+++ SOURCE DATA +++

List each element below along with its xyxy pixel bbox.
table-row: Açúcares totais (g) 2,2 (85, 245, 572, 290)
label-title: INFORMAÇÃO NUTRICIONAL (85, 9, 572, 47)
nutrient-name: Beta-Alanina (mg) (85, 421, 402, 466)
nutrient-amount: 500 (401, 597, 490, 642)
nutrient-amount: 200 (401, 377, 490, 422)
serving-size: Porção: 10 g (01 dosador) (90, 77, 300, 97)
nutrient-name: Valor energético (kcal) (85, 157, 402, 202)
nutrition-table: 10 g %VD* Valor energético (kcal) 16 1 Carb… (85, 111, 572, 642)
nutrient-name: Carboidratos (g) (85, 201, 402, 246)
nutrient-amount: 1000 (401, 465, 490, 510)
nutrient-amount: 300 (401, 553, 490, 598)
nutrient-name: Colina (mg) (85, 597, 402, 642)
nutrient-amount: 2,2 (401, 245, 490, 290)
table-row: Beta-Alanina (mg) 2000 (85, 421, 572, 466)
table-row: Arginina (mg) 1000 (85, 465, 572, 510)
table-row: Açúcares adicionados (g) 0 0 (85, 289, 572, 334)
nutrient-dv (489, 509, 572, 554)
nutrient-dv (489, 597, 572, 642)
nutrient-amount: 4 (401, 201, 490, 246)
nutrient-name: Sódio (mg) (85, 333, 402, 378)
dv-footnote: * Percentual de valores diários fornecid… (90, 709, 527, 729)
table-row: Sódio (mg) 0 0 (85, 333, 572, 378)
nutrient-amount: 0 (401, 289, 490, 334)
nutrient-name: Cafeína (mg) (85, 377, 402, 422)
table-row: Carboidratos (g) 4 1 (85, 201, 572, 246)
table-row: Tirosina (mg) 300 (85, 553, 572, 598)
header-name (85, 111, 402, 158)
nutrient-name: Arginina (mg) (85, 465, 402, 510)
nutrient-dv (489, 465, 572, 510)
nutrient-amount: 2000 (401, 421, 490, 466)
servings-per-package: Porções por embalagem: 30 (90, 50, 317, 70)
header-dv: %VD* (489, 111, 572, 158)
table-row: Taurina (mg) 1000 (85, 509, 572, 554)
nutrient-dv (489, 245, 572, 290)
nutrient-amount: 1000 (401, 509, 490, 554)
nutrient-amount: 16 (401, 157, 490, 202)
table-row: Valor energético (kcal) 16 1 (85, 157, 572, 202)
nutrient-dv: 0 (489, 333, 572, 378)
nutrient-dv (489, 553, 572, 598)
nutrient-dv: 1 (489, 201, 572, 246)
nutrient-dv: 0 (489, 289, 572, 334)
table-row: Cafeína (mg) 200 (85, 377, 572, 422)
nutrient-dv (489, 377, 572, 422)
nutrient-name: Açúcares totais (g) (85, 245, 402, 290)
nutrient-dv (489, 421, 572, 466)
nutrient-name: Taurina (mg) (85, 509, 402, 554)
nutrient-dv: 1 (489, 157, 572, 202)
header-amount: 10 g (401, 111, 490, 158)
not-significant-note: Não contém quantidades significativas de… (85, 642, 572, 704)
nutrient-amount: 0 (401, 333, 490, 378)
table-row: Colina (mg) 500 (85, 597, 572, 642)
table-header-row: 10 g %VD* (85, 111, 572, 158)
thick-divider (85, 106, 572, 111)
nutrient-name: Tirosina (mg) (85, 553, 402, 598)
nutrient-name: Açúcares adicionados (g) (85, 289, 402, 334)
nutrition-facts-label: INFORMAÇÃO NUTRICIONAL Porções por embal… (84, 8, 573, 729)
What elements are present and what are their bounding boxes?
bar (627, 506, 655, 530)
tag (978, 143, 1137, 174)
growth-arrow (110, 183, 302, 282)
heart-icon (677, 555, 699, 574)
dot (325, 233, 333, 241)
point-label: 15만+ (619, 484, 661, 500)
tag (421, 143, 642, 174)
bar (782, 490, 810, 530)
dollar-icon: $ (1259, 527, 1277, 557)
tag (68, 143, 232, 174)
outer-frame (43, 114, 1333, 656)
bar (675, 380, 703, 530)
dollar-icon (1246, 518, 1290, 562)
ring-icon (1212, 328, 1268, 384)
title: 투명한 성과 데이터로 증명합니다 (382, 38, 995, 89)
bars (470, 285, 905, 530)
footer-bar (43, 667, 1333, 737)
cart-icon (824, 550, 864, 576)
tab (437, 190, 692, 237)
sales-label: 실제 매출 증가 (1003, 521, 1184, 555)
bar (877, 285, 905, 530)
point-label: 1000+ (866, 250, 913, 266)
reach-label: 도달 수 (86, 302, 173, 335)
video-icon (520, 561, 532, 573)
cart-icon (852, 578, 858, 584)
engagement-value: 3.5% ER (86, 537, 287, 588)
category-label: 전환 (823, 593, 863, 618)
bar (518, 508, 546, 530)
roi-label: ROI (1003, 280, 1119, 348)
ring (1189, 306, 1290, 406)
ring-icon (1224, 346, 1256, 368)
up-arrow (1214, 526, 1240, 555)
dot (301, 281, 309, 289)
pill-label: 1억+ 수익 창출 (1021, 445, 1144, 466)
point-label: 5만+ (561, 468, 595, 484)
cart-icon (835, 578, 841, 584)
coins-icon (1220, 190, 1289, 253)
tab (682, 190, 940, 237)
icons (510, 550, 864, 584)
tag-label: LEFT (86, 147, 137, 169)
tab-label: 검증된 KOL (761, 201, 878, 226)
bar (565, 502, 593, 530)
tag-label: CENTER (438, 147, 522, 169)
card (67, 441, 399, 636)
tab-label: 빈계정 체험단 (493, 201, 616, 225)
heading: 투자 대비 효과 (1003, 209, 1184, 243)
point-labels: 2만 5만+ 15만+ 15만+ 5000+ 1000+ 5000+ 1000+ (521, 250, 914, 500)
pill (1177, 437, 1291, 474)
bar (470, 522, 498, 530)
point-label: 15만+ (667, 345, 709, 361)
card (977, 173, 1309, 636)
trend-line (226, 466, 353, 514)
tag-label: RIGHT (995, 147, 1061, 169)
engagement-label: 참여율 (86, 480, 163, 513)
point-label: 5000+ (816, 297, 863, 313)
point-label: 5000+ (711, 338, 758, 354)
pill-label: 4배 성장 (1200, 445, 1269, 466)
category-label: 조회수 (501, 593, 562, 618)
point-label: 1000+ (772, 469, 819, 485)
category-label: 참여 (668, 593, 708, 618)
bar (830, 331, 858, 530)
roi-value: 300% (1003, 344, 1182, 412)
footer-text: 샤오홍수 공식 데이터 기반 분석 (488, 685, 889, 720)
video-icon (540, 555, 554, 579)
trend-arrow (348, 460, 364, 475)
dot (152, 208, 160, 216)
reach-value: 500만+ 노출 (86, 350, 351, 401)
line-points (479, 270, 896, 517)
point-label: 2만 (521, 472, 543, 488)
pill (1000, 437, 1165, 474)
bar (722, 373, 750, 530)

+++

| WHAT YOU NEED TO DO |
Return the stretch of the records above, from the start through the line containing "header-amount: 10 g (401, 111, 490, 158)", reproducing each line verbatim.

| SOLUTION FOR THIS PROBLEM |
List each element below along with its xyxy pixel bbox.
table-row: Açúcares totais (g) 2,2 (85, 245, 572, 290)
label-title: INFORMAÇÃO NUTRICIONAL (85, 9, 572, 47)
nutrient-name: Beta-Alanina (mg) (85, 421, 402, 466)
nutrient-amount: 500 (401, 597, 490, 642)
nutrient-amount: 200 (401, 377, 490, 422)
serving-size: Porção: 10 g (01 dosador) (90, 77, 300, 97)
nutrient-name: Valor energético (kcal) (85, 157, 402, 202)
nutrition-table: 10 g %VD* Valor energético (kcal) 16 1 Carb… (85, 111, 572, 642)
nutrient-name: Carboidratos (g) (85, 201, 402, 246)
nutrient-amount: 1000 (401, 465, 490, 510)
nutrient-amount: 300 (401, 553, 490, 598)
nutrient-name: Colina (mg) (85, 597, 402, 642)
nutrient-amount: 2,2 (401, 245, 490, 290)
table-row: Beta-Alanina (mg) 2000 (85, 421, 572, 466)
table-row: Arginina (mg) 1000 (85, 465, 572, 510)
table-row: Açúcares adicionados (g) 0 0 (85, 289, 572, 334)
nutrient-dv (489, 509, 572, 554)
nutrient-dv (489, 597, 572, 642)
nutrient-amount: 4 (401, 201, 490, 246)
nutrient-name: Sódio (mg) (85, 333, 402, 378)
dv-footnote: * Percentual de valores diários fornecid… (90, 709, 527, 729)
table-row: Sódio (mg) 0 0 (85, 333, 572, 378)
nutrient-amount: 0 (401, 289, 490, 334)
nutrient-name: Cafeína (mg) (85, 377, 402, 422)
table-row: Carboidratos (g) 4 1 (85, 201, 572, 246)
table-row: Tirosina (mg) 300 (85, 553, 572, 598)
header-name (85, 111, 402, 158)
nutrient-name: Arginina (mg) (85, 465, 402, 510)
nutrient-dv (489, 465, 572, 510)
nutrient-amount: 2000 (401, 421, 490, 466)
servings-per-package: Porções por embalagem: 30 (90, 50, 317, 70)
header-dv: %VD* (489, 111, 572, 158)
table-row: Taurina (mg) 1000 (85, 509, 572, 554)
nutrient-dv (489, 245, 572, 290)
nutrient-amount: 1000 (401, 509, 490, 554)
nutrient-amount: 16 (401, 157, 490, 202)
table-row: Valor energético (kcal) 16 1 (85, 157, 572, 202)
nutrient-dv: 0 (489, 333, 572, 378)
nutrient-dv (489, 553, 572, 598)
nutrient-dv: 1 (489, 201, 572, 246)
nutrient-dv: 0 (489, 289, 572, 334)
table-row: Cafeína (mg) 200 (85, 377, 572, 422)
nutrient-dv (489, 377, 572, 422)
nutrient-name: Açúcares totais (g) (85, 245, 402, 290)
nutrient-dv (489, 421, 572, 466)
nutrient-name: Taurina (mg) (85, 509, 402, 554)
nutrient-dv: 1 (489, 157, 572, 202)
header-amount: 10 g (401, 111, 490, 158)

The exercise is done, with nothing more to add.